■ Written exercise
Take the entries below and reproduce them word for word.

■ Dataset items
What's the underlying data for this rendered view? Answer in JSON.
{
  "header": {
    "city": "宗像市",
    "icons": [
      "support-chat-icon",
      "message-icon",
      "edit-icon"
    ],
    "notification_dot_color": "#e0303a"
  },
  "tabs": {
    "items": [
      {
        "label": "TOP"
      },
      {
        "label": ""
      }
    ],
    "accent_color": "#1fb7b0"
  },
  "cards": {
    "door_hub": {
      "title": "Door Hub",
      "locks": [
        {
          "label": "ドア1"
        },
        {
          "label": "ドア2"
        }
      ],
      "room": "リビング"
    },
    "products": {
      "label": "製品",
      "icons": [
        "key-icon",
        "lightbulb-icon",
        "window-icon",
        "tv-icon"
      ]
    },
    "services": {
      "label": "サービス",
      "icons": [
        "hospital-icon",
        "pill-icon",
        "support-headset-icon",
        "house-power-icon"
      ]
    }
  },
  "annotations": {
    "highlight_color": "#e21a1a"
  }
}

■ Exercise solution
What's the underlying data for this rendered view? Answer in JSON.
{
  "header": {
    "city": "宗像市",
    "icons": [
      "support-chat-icon",
      "message-icon",
      "edit-icon"
    ],
    "notification_dot_color": "#e0303a"
  },
  "tabs": {
    "items": [
      {
        "label": "TOP"
      },
      {
        "label": ""
      }
    ],
    "accent_color": "#1fb7b0"
  },
  "cards": {
    "door_hub": {
      "title": "Door Hub",
      "locks": [
        {
          "label": "ドア1"
        },
        {
          "label": "ドア2"
        }
      ],
      "room": "リビング"
    },
    "products": {
      "label": "製品",
      "icons": [
        "key-icon",
        "lightbulb-icon",
        "window-icon",
        "tv-icon"
      ]
    },
    "services": {
      "label": "サービス",
      "icons": [
        "hospital-icon",
        "pill-icon",
        "support-headset-icon",
        "house-power-icon"
      ]
    }
  },
  "annotations": {
    "highlight_color": "#e21a1a"
  }
}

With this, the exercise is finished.